# WHAT IS BEING ASKED
How many lines of the entries below include the word "title"? Answer with the number alone.

# Collected data entries
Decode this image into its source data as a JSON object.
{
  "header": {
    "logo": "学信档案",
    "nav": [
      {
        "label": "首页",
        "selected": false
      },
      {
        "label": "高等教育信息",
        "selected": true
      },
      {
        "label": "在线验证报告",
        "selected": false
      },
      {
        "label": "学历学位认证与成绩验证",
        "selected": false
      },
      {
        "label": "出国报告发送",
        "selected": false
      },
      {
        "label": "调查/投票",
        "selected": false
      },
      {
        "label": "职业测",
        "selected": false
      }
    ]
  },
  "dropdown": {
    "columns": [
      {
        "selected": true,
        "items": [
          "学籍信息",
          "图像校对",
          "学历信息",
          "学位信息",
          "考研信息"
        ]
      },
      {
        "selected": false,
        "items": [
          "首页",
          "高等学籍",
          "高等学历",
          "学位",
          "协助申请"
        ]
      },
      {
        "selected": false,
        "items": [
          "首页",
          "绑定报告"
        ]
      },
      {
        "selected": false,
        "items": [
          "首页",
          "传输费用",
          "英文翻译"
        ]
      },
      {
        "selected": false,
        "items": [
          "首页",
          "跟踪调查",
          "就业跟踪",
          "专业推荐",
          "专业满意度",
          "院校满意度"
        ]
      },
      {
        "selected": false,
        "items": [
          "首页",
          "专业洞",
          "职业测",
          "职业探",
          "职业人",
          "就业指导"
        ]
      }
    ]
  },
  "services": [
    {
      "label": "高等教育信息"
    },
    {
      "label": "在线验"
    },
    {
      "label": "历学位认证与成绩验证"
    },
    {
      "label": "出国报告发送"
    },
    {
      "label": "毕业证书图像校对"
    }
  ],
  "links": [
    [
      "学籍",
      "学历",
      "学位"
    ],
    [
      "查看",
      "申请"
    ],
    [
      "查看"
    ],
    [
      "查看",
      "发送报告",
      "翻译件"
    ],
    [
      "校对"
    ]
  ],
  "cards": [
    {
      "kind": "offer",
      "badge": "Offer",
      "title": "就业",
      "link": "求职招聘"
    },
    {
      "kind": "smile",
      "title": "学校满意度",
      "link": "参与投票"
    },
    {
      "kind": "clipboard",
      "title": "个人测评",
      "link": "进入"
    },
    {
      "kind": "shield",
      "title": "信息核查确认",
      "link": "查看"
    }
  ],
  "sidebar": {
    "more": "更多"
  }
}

# RESPONSE BELOW
4